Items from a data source
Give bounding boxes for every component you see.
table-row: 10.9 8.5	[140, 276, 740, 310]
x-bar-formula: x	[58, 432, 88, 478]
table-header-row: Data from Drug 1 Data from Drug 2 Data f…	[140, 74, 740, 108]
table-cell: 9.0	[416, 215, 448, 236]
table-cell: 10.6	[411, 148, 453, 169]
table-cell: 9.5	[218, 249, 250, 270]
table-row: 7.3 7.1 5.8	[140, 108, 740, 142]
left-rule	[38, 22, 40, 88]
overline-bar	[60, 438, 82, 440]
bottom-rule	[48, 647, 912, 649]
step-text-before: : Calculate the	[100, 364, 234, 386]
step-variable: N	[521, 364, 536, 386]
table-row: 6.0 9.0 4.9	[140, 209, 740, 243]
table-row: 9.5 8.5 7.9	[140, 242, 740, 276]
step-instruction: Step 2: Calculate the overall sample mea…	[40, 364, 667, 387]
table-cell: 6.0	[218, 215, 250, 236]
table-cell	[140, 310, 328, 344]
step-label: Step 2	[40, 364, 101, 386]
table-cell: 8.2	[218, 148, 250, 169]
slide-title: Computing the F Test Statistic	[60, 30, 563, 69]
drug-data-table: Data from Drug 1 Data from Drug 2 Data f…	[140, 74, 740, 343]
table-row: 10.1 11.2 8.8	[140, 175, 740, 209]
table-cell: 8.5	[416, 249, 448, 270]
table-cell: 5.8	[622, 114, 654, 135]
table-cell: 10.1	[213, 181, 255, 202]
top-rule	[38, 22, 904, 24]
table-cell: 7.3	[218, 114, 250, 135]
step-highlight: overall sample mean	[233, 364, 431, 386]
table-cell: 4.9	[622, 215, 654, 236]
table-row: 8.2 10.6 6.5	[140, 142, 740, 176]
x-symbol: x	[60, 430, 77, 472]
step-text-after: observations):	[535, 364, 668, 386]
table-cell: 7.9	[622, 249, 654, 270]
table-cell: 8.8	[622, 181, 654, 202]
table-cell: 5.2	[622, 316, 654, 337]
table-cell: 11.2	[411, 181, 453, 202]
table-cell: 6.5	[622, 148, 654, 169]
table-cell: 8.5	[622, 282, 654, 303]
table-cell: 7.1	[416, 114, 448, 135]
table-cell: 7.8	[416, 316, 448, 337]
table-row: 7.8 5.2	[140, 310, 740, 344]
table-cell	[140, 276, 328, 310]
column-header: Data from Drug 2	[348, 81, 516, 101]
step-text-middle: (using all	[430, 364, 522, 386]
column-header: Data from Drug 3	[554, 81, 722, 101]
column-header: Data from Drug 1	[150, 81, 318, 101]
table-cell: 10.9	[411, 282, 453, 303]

* * *

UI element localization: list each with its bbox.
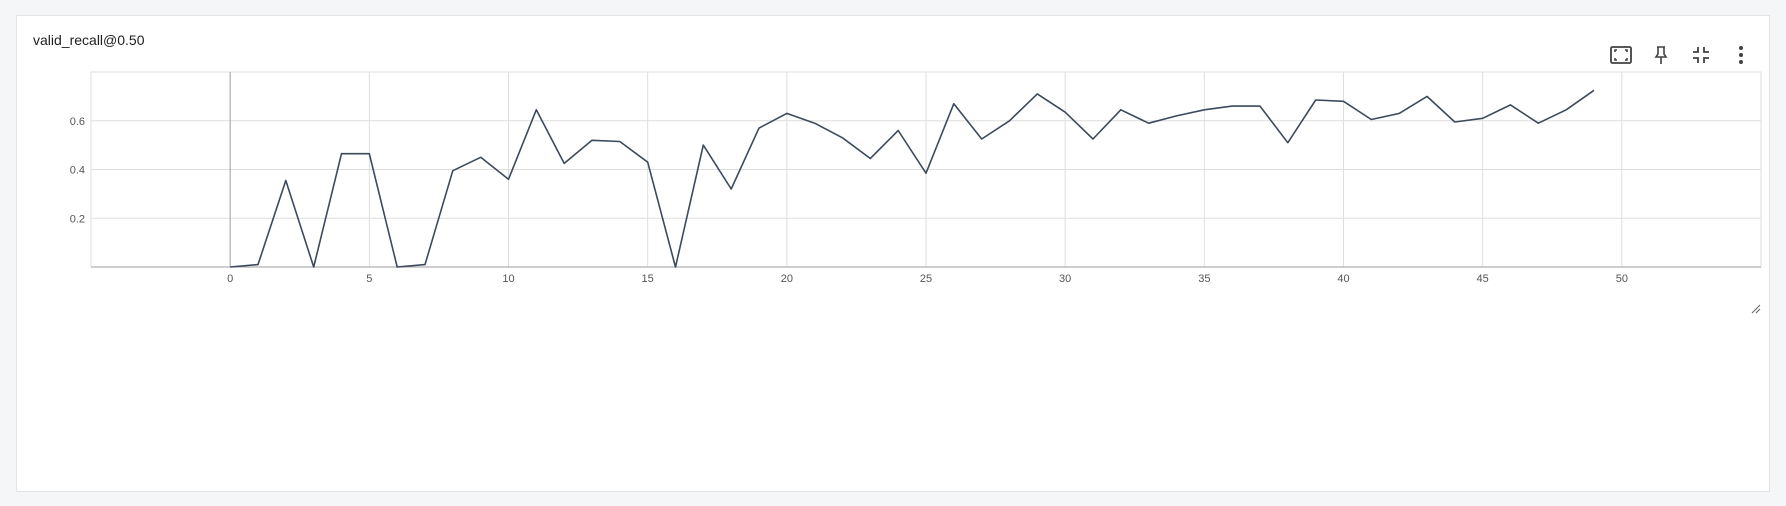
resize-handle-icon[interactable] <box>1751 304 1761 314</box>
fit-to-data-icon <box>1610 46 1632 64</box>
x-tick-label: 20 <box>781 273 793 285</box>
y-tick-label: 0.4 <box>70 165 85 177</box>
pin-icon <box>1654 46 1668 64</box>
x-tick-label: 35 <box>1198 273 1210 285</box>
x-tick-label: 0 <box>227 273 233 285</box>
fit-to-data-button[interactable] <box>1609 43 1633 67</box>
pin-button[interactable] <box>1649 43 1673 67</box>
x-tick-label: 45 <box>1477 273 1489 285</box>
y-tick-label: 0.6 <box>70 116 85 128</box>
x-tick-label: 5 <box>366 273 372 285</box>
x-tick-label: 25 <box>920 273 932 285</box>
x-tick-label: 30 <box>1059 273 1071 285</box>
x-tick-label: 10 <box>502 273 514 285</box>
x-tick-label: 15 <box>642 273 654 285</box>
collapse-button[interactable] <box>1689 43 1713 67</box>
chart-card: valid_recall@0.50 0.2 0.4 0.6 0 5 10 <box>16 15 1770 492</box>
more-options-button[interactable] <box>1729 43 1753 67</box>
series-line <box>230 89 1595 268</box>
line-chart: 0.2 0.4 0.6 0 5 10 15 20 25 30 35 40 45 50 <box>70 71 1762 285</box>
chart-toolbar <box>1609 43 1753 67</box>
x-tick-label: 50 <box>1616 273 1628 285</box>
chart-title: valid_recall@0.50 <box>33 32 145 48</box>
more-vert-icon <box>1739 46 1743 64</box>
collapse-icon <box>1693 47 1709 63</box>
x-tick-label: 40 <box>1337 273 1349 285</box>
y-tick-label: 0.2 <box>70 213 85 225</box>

# Exercise task
Duplicate the lines between the line containing "Give bounding boxes" and the line containing "438, 82, 440]", inclusive.

# Written response
Give bounding boxes for every component you see.
table-row: 10.9 8.5	[140, 276, 740, 310]
x-bar-formula: x	[58, 432, 88, 478]
table-header-row: Data from Drug 1 Data from Drug 2 Data f…	[140, 74, 740, 108]
table-cell: 9.0	[416, 215, 448, 236]
table-cell: 10.6	[411, 148, 453, 169]
table-cell: 9.5	[218, 249, 250, 270]
table-row: 7.3 7.1 5.8	[140, 108, 740, 142]
left-rule	[38, 22, 40, 88]
overline-bar	[60, 438, 82, 440]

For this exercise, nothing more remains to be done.